[Region and label listings]
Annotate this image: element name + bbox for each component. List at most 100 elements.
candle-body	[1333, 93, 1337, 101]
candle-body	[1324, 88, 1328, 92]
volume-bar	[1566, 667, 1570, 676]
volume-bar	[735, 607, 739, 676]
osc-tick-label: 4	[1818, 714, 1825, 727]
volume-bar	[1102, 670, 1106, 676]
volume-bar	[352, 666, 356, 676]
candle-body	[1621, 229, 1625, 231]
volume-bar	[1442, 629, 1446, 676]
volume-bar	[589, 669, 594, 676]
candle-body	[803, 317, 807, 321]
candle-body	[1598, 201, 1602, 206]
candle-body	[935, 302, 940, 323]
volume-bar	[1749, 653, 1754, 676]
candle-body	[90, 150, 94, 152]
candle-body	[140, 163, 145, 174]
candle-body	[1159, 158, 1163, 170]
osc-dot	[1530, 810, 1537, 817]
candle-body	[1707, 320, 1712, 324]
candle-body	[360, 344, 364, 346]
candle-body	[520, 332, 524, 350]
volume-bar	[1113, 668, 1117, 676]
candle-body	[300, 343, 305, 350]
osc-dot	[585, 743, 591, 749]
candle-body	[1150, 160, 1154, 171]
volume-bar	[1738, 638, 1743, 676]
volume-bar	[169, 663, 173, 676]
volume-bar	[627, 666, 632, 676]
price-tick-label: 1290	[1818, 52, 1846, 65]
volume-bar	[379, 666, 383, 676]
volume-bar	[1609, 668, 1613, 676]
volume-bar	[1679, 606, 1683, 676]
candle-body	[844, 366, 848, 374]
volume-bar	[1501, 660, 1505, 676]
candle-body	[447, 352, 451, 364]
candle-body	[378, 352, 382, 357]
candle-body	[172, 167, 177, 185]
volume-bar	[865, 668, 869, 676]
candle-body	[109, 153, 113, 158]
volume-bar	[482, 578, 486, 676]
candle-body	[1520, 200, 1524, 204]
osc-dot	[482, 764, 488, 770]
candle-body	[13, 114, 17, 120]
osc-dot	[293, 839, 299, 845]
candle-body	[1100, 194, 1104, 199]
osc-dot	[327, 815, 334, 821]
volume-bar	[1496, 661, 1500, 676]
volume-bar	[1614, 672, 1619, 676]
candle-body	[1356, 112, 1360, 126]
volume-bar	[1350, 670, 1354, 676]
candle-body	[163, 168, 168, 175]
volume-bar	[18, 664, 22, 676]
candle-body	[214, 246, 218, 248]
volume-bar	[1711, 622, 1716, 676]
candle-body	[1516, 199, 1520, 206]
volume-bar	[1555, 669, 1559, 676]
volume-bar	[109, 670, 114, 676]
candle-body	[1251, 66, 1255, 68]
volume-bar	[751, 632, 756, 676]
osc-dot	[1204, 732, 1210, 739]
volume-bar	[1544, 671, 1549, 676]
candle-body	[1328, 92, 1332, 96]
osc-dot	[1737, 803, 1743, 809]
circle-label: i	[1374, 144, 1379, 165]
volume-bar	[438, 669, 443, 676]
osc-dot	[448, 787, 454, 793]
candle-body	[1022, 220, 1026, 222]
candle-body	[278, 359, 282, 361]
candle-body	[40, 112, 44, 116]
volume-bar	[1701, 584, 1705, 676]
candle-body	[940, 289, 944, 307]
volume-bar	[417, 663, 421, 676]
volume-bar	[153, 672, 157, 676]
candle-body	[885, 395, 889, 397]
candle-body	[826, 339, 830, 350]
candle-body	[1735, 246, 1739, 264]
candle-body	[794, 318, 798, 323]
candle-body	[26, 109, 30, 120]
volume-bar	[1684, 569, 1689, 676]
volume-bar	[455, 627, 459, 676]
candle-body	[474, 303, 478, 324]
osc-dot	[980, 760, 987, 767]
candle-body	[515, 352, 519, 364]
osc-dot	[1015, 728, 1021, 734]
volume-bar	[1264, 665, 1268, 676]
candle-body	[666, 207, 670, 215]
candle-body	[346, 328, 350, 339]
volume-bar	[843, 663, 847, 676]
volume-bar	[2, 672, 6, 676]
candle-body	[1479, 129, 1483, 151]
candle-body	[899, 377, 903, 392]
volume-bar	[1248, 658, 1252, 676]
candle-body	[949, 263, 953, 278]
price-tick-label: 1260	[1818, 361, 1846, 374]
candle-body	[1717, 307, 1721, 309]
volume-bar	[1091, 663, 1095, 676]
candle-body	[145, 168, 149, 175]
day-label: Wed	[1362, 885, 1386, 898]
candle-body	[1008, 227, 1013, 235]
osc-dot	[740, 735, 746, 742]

Instruction ::
Rewrite the data above, changing every "volume-bar" to "volume-column" and leaving everything else as it is.

Worked solution ::
Annotate this image: element name + bbox for each component. List at most 100 elements.
candle-body	[1333, 93, 1337, 101]
candle-body	[1324, 88, 1328, 92]
volume-column	[1566, 667, 1570, 676]
volume-column	[735, 607, 739, 676]
osc-tick-label: 4	[1818, 714, 1825, 727]
volume-column	[1102, 670, 1106, 676]
volume-column	[352, 666, 356, 676]
candle-body	[1621, 229, 1625, 231]
volume-column	[1442, 629, 1446, 676]
volume-column	[589, 669, 594, 676]
candle-body	[803, 317, 807, 321]
candle-body	[1598, 201, 1602, 206]
candle-body	[935, 302, 940, 323]
volume-column	[1749, 653, 1754, 676]
candle-body	[90, 150, 94, 152]
candle-body	[140, 163, 145, 174]
candle-body	[1159, 158, 1163, 170]
osc-dot	[1530, 810, 1537, 817]
candle-body	[1707, 320, 1712, 324]
candle-body	[360, 344, 364, 346]
candle-body	[520, 332, 524, 350]
volume-column	[1113, 668, 1117, 676]
candle-body	[300, 343, 305, 350]
osc-dot	[585, 743, 591, 749]
candle-body	[1150, 160, 1154, 171]
volume-column	[1738, 638, 1743, 676]
volume-column	[169, 663, 173, 676]
volume-column	[627, 666, 632, 676]
price-tick-label: 1290	[1818, 52, 1846, 65]
volume-column	[379, 666, 383, 676]
volume-column	[1609, 668, 1613, 676]
volume-column	[1679, 606, 1683, 676]
candle-body	[844, 366, 848, 374]
volume-column	[1501, 660, 1505, 676]
candle-body	[447, 352, 451, 364]
candle-body	[378, 352, 382, 357]
candle-body	[172, 167, 177, 185]
volume-column	[865, 668, 869, 676]
candle-body	[109, 153, 113, 158]
volume-column	[482, 578, 486, 676]
candle-body	[1520, 200, 1524, 204]
osc-dot	[482, 764, 488, 770]
candle-body	[13, 114, 17, 120]
osc-dot	[293, 839, 299, 845]
candle-body	[1100, 194, 1104, 199]
osc-dot	[327, 815, 334, 821]
volume-column	[1496, 661, 1500, 676]
volume-column	[1614, 672, 1619, 676]
candle-body	[1356, 112, 1360, 126]
volume-column	[1350, 670, 1354, 676]
candle-body	[163, 168, 168, 175]
volume-column	[18, 664, 22, 676]
candle-body	[214, 246, 218, 248]
volume-column	[1711, 622, 1716, 676]
candle-body	[1516, 199, 1520, 206]
volume-column	[1555, 669, 1559, 676]
volume-column	[109, 670, 114, 676]
candle-body	[1251, 66, 1255, 68]
volume-column	[751, 632, 756, 676]
osc-dot	[1204, 732, 1210, 739]
volume-column	[1544, 671, 1549, 676]
candle-body	[1328, 92, 1332, 96]
osc-dot	[1737, 803, 1743, 809]
circle-label: i	[1374, 144, 1379, 165]
volume-column	[438, 669, 443, 676]
osc-dot	[448, 787, 454, 793]
candle-body	[1022, 220, 1026, 222]
candle-body	[278, 359, 282, 361]
candle-body	[40, 112, 44, 116]
volume-column	[1701, 584, 1705, 676]
candle-body	[940, 289, 944, 307]
volume-column	[417, 663, 421, 676]
volume-column	[153, 672, 157, 676]
candle-body	[885, 395, 889, 397]
candle-body	[826, 339, 830, 350]
candle-body	[1735, 246, 1739, 264]
candle-body	[794, 318, 798, 323]
candle-body	[26, 109, 30, 120]
volume-column	[1684, 569, 1689, 676]
volume-column	[455, 627, 459, 676]
candle-body	[474, 303, 478, 324]
osc-dot	[980, 760, 987, 767]
candle-body	[515, 352, 519, 364]
osc-dot	[1015, 728, 1021, 734]
volume-column	[1264, 665, 1268, 676]
candle-body	[666, 207, 670, 215]
candle-body	[346, 328, 350, 339]
volume-column	[843, 663, 847, 676]
volume-column	[2, 672, 6, 676]
candle-body	[1479, 129, 1483, 151]
candle-body	[899, 377, 903, 392]
volume-column	[1248, 658, 1252, 676]
candle-body	[949, 263, 953, 278]
price-tick-label: 1260	[1818, 361, 1846, 374]
candle-body	[1717, 307, 1721, 309]
volume-column	[1091, 663, 1095, 676]
candle-body	[145, 168, 149, 175]
day-label: Wed	[1362, 885, 1386, 898]
candle-body	[1008, 227, 1013, 235]
osc-dot	[740, 735, 746, 742]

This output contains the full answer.